━━━━━ ROWS ━━━━━

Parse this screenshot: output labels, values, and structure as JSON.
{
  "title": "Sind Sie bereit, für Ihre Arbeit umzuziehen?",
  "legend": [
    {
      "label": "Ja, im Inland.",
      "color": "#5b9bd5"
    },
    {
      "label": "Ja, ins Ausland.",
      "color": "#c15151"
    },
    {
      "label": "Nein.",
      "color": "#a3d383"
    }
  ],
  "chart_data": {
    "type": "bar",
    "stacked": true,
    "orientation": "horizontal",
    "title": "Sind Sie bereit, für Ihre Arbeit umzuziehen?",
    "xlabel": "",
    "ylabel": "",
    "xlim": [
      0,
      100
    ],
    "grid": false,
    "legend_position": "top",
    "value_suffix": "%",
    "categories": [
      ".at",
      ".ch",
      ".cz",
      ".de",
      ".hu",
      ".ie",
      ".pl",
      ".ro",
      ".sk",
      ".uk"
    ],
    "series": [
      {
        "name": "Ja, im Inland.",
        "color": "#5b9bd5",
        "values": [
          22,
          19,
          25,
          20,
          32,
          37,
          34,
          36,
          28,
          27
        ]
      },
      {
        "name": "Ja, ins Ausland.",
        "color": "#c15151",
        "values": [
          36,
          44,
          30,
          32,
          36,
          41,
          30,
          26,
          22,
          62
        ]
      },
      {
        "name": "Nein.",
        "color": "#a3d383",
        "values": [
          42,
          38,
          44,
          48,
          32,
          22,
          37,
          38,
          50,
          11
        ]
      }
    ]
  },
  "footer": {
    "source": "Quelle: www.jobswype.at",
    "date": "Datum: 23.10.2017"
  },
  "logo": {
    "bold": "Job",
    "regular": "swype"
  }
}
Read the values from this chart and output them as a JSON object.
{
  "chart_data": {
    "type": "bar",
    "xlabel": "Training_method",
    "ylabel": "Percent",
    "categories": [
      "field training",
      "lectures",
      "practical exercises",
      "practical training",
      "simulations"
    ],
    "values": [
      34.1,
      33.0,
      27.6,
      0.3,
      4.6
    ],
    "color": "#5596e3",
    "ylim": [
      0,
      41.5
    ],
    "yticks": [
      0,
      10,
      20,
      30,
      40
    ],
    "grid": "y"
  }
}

━━━━━

WHAT TO DO: Show every line above in which the word "umzuziehen" occurs.

RESPONSE BELOW:
  "title": "Sind Sie bereit, für Ihre Arbeit umzuziehen?",
    "title": "Sind Sie bereit, für Ihre Arbeit umzuziehen?",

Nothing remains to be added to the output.